[What you should do]: Restate the records below word for word.

## Start

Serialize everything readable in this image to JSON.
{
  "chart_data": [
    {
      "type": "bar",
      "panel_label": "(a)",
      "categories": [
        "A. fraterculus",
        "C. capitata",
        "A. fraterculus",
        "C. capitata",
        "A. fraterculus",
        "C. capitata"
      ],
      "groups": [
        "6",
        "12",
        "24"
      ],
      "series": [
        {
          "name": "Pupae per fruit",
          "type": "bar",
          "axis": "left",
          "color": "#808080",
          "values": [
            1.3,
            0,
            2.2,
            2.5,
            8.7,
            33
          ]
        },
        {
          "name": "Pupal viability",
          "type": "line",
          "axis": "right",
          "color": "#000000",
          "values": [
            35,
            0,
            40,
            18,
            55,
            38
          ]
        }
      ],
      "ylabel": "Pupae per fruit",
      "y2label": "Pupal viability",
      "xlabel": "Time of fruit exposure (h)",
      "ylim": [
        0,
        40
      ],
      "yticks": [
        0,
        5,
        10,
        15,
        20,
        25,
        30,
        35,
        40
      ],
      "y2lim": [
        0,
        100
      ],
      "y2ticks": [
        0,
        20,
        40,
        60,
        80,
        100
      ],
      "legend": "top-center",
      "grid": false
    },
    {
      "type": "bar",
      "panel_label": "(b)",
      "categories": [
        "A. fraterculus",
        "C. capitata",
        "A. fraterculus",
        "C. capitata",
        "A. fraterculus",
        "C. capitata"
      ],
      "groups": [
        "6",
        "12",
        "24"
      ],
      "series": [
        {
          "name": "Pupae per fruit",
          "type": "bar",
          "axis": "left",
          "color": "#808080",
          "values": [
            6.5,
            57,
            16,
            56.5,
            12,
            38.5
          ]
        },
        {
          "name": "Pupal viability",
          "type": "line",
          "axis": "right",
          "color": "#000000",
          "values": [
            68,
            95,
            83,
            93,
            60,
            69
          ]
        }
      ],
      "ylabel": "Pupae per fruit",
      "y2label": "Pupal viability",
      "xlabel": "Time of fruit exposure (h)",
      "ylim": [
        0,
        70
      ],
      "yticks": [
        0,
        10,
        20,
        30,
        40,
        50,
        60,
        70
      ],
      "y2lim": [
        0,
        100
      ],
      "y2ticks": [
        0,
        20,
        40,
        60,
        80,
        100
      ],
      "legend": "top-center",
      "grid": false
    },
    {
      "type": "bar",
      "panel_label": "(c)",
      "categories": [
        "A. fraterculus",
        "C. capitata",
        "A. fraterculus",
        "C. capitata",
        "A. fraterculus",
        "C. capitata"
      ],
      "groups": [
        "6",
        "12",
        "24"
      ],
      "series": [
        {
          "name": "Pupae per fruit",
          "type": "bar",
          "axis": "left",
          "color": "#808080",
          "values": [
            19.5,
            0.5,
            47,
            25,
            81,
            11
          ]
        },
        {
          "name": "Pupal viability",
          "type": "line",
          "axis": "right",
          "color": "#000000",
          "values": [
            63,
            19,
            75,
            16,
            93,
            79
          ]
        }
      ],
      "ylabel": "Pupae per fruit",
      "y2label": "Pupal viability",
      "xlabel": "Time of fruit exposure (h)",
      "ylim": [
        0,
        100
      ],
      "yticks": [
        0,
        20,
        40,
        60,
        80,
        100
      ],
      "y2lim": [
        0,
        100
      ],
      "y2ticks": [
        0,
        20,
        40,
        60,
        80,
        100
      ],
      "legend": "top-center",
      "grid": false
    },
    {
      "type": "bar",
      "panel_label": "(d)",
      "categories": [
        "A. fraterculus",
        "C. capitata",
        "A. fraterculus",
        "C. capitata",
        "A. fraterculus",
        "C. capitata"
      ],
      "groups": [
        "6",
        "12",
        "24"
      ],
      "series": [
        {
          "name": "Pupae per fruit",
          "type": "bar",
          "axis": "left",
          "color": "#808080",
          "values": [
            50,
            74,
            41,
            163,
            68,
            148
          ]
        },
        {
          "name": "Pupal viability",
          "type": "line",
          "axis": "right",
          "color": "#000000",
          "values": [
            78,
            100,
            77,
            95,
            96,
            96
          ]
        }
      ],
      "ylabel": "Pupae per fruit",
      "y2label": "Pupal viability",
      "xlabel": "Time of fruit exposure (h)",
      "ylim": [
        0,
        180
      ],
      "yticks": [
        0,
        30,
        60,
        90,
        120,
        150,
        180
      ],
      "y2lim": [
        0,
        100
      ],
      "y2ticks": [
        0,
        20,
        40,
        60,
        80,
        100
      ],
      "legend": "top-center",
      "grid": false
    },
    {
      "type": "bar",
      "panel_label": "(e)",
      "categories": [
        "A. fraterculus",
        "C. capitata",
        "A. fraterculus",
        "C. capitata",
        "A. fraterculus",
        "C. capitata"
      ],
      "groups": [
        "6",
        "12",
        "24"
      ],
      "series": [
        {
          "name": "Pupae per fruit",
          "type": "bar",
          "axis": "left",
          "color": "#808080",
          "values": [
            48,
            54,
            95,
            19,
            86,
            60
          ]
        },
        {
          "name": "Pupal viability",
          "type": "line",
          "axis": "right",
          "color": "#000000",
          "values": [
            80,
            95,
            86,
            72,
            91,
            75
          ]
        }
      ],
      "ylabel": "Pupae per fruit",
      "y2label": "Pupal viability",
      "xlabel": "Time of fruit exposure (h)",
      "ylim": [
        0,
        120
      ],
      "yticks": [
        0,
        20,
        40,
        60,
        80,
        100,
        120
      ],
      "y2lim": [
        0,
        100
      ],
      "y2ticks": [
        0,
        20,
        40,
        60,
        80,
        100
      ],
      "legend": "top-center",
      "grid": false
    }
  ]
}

## End

[Exercise answer]:
Serialize everything readable in this image to JSON.
{
  "chart_data": [
    {
      "type": "bar",
      "panel_label": "(a)",
      "categories": [
        "A. fraterculus",
        "C. capitata",
        "A. fraterculus",
        "C. capitata",
        "A. fraterculus",
        "C. capitata"
      ],
      "groups": [
        "6",
        "12",
        "24"
      ],
      "series": [
        {
          "name": "Pupae per fruit",
          "type": "bar",
          "axis": "left",
          "color": "#808080",
          "values": [
            1.3,
            0,
            2.2,
            2.5,
            8.7,
            33
          ]
        },
        {
          "name": "Pupal viability",
          "type": "line",
          "axis": "right",
          "color": "#000000",
          "values": [
            35,
            0,
            40,
            18,
            55,
            38
          ]
        }
      ],
      "ylabel": "Pupae per fruit",
      "y2label": "Pupal viability",
      "xlabel": "Time of fruit exposure (h)",
      "ylim": [
        0,
        40
      ],
      "yticks": [
        0,
        5,
        10,
        15,
        20,
        25,
        30,
        35,
        40
      ],
      "y2lim": [
        0,
        100
      ],
      "y2ticks": [
        0,
        20,
        40,
        60,
        80,
        100
      ],
      "legend": "top-center",
      "grid": false
    },
    {
      "type": "bar",
      "panel_label": "(b)",
      "categories": [
        "A. fraterculus",
        "C. capitata",
        "A. fraterculus",
        "C. capitata",
        "A. fraterculus",
        "C. capitata"
      ],
      "groups": [
        "6",
        "12",
        "24"
      ],
      "series": [
        {
          "name": "Pupae per fruit",
          "type": "bar",
          "axis": "left",
          "color": "#808080",
          "values": [
            6.5,
            57,
            16,
            56.5,
            12,
            38.5
          ]
        },
        {
          "name": "Pupal viability",
          "type": "line",
          "axis": "right",
          "color": "#000000",
          "values": [
            68,
            95,
            83,
            93,
            60,
            69
          ]
        }
      ],
      "ylabel": "Pupae per fruit",
      "y2label": "Pupal viability",
      "xlabel": "Time of fruit exposure (h)",
      "ylim": [
        0,
        70
      ],
      "yticks": [
        0,
        10,
        20,
        30,
        40,
        50,
        60,
        70
      ],
      "y2lim": [
        0,
        100
      ],
      "y2ticks": [
        0,
        20,
        40,
        60,
        80,
        100
      ],
      "legend": "top-center",
      "grid": false
    },
    {
      "type": "bar",
      "panel_label": "(c)",
      "categories": [
        "A. fraterculus",
        "C. capitata",
        "A. fraterculus",
        "C. capitata",
        "A. fraterculus",
        "C. capitata"
      ],
      "groups": [
        "6",
        "12",
        "24"
      ],
      "series": [
        {
          "name": "Pupae per fruit",
          "type": "bar",
          "axis": "left",
          "color": "#808080",
          "values": [
            19.5,
            0.5,
            47,
            25,
            81,
            11
          ]
        },
        {
          "name": "Pupal viability",
          "type": "line",
          "axis": "right",
          "color": "#000000",
          "values": [
            63,
            19,
            75,
            16,
            93,
            79
          ]
        }
      ],
      "ylabel": "Pupae per fruit",
      "y2label": "Pupal viability",
      "xlabel": "Time of fruit exposure (h)",
      "ylim": [
        0,
        100
      ],
      "yticks": [
        0,
        20,
        40,
        60,
        80,
        100
      ],
      "y2lim": [
        0,
        100
      ],
      "y2ticks": [
        0,
        20,
        40,
        60,
        80,
        100
      ],
      "legend": "top-center",
      "grid": false
    },
    {
      "type": "bar",
      "panel_label": "(d)",
      "categories": [
        "A. fraterculus",
        "C. capitata",
        "A. fraterculus",
        "C. capitata",
        "A. fraterculus",
        "C. capitata"
      ],
      "groups": [
        "6",
        "12",
        "24"
      ],
      "series": [
        {
          "name": "Pupae per fruit",
          "type": "bar",
          "axis": "left",
          "color": "#808080",
          "values": [
            50,
            74,
            41,
            163,
            68,
            148
          ]
        },
        {
          "name": "Pupal viability",
          "type": "line",
          "axis": "right",
          "color": "#000000",
          "values": [
            78,
            100,
            77,
            95,
            96,
            96
          ]
        }
      ],
      "ylabel": "Pupae per fruit",
      "y2label": "Pupal viability",
      "xlabel": "Time of fruit exposure (h)",
      "ylim": [
        0,
        180
      ],
      "yticks": [
        0,
        30,
        60,
        90,
        120,
        150,
        180
      ],
      "y2lim": [
        0,
        100
      ],
      "y2ticks": [
        0,
        20,
        40,
        60,
        80,
        100
      ],
      "legend": "top-center",
      "grid": false
    },
    {
      "type": "bar",
      "panel_label": "(e)",
      "categories": [
        "A. fraterculus",
        "C. capitata",
        "A. fraterculus",
        "C. capitata",
        "A. fraterculus",
        "C. capitata"
      ],
      "groups": [
        "6",
        "12",
        "24"
      ],
      "series": [
        {
          "name": "Pupae per fruit",
          "type": "bar",
          "axis": "left",
          "color": "#808080",
          "values": [
            48,
            54,
            95,
            19,
            86,
            60
          ]
        },
        {
          "name": "Pupal viability",
          "type": "line",
          "axis": "right",
          "color": "#000000",
          "values": [
            80,
            95,
            86,
            72,
            91,
            75
          ]
        }
      ],
      "ylabel": "Pupae per fruit",
      "y2label": "Pupal viability",
      "xlabel": "Time of fruit exposure (h)",
      "ylim": [
        0,
        120
      ],
      "yticks": [
        0,
        20,
        40,
        60,
        80,
        100,
        120
      ],
      "y2lim": [
        0,
        100
      ],
      "y2ticks": [
        0,
        20,
        40,
        60,
        80,
        100
      ],
      "legend": "top-center",
      "grid": false
    }
  ]
}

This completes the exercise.